Items listed in a dataset:
>>>

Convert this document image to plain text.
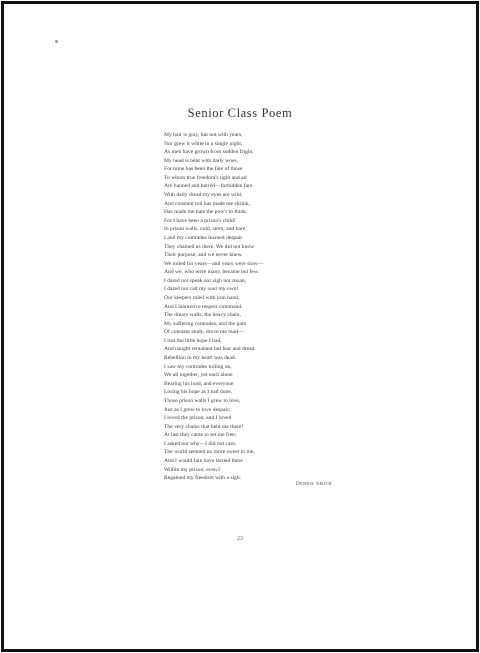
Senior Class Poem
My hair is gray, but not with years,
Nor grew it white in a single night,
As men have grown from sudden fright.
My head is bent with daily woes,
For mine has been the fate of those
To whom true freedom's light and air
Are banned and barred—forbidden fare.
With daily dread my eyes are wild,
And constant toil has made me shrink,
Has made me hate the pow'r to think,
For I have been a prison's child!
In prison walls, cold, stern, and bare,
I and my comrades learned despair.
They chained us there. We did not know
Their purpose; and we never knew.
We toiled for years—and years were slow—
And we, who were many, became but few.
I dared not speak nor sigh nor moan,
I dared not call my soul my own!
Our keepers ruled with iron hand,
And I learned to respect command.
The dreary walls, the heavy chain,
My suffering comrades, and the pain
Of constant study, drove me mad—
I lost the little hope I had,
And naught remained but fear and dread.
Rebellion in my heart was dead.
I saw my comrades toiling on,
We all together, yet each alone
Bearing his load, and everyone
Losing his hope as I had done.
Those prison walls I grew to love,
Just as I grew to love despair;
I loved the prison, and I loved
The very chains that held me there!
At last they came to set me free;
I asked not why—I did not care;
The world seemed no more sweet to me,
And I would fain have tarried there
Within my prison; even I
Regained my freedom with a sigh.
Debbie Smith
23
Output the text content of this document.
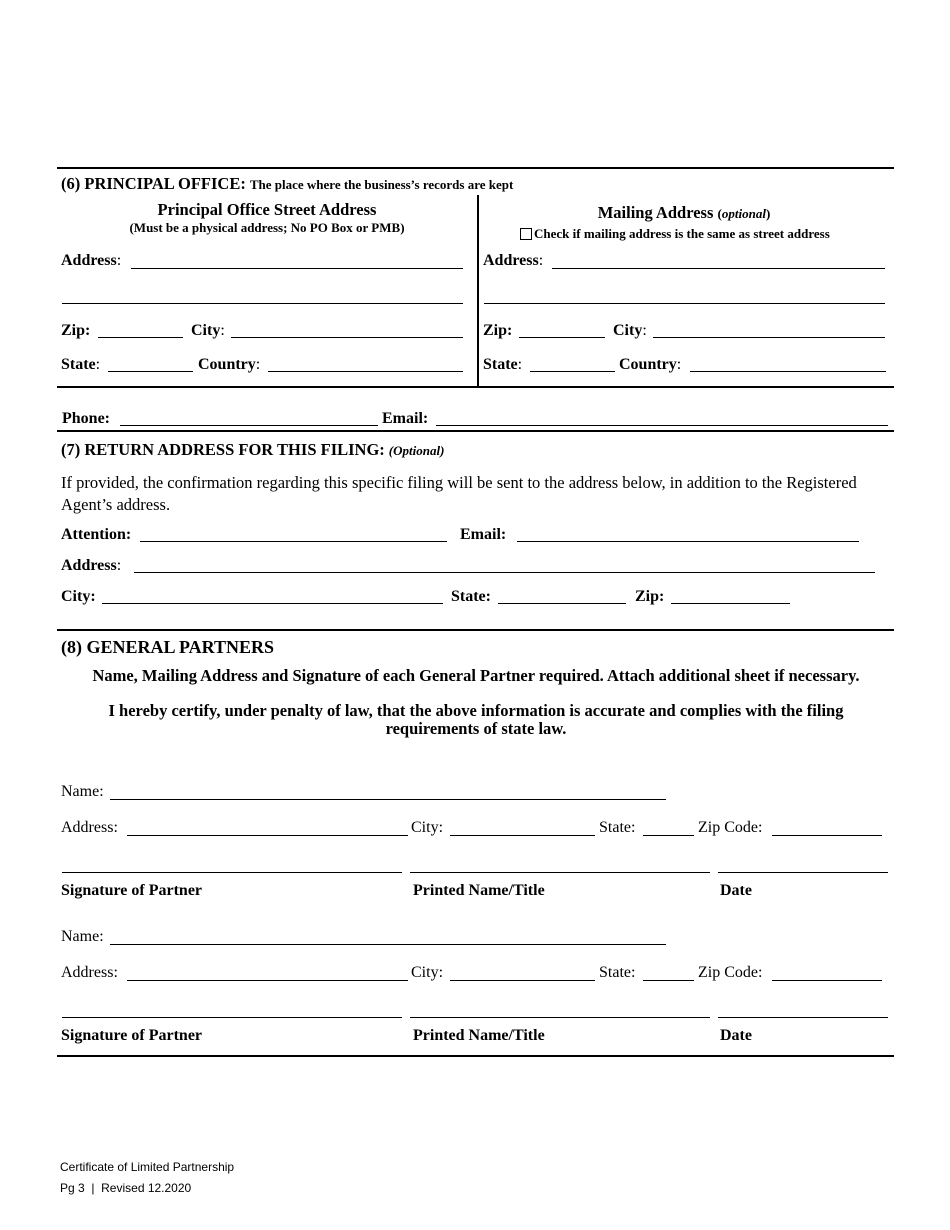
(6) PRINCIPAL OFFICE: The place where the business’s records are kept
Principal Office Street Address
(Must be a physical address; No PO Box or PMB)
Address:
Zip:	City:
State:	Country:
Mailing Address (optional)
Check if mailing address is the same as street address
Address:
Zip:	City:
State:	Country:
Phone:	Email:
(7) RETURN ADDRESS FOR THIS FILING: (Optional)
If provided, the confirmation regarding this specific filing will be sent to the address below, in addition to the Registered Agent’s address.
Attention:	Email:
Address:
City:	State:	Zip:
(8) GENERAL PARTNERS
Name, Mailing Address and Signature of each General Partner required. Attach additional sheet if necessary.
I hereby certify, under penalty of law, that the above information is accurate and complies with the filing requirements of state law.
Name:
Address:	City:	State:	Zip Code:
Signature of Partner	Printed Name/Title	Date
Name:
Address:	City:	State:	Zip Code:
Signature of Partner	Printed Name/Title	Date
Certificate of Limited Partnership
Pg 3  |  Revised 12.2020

<<<

◆ **Task description**: Reproduce all of the data exactly; the pictures do not belong in the copy.

◆ **Written solution**:
Convert this document image to plain text.
Senior Class Poem
My hair is gray, but not with years,
Nor grew it white in a single night,
As men have grown from sudden fright.
My head is bent with daily woes,
For mine has been the fate of those
To whom true freedom's light and air
Are banned and barred—forbidden fare.
With daily dread my eyes are wild,
And constant toil has made me shrink,
Has made me hate the pow'r to think,
For I have been a prison's child!
In prison walls, cold, stern, and bare,
I and my comrades learned despair.
They chained us there. We did not know
Their purpose; and we never knew.
We toiled for years—and years were slow—
And we, who were many, became but few.
I dared not speak nor sigh nor moan,
I dared not call my soul my own!
Our keepers ruled with iron hand,
And I learned to respect command.
The dreary walls, the heavy chain,
My suffering comrades, and the pain
Of constant study, drove me mad—
I lost the little hope I had,
And naught remained but fear and dread.
Rebellion in my heart was dead.
I saw my comrades toiling on,
We all together, yet each alone
Bearing his load, and everyone
Losing his hope as I had done.
Those prison walls I grew to love,
Just as I grew to love despair;
I loved the prison, and I loved
The very chains that held me there!
At last they came to set me free;
I asked not why—I did not care;
The world seemed no more sweet to me,
And I would fain have tarried there
Within my prison; even I
Regained my freedom with a sigh.
Debbie Smith
23
Output the text content of this document.
(6) PRINCIPAL OFFICE: The place where the business’s records are kept
Principal Office Street Address
(Must be a physical address; No PO Box or PMB)
Address:
Zip:	City:
State:	Country:
Mailing Address (optional)
Check if mailing address is the same as street address
Address:
Zip:	City:
State:	Country:
Phone:	Email:
(7) RETURN ADDRESS FOR THIS FILING: (Optional)
If provided, the confirmation regarding this specific filing will be sent to the address below, in addition to the Registered Agent’s address.
Attention:	Email:
Address:
City:	State:	Zip:
(8) GENERAL PARTNERS
Name, Mailing Address and Signature of each General Partner required. Attach additional sheet if necessary.
I hereby certify, under penalty of law, that the above information is accurate and complies with the filing requirements of state law.
Name:
Address:	City:	State:	Zip Code:
Signature of Partner	Printed Name/Title	Date
Name:
Address:	City:	State:	Zip Code:
Signature of Partner	Printed Name/Title	Date
Certificate of Limited Partnership
Pg 3  |  Revised 12.2020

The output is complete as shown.